▶ **YOUR INSTRUCTIONS**
Only the number is wanted: how many lines contain the string "chất"?

▶ **SUPPLIED MATERIAL**
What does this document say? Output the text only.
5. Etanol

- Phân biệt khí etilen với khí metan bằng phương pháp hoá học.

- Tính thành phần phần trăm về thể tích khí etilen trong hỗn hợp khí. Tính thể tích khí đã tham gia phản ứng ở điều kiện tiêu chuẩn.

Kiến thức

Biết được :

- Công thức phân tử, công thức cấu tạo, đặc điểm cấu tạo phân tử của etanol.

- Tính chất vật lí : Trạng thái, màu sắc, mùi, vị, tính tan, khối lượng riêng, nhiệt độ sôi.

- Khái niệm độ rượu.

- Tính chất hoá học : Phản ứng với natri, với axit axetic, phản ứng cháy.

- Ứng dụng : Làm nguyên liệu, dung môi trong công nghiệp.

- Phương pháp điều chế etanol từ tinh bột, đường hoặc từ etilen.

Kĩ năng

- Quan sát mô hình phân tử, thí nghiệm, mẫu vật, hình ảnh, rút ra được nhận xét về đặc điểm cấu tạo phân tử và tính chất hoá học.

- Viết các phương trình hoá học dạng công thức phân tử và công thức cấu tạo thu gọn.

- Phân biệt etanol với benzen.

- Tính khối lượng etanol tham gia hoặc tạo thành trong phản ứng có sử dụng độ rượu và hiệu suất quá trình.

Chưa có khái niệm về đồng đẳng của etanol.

▶ **RESULT FOR THIS EXERCISE**
3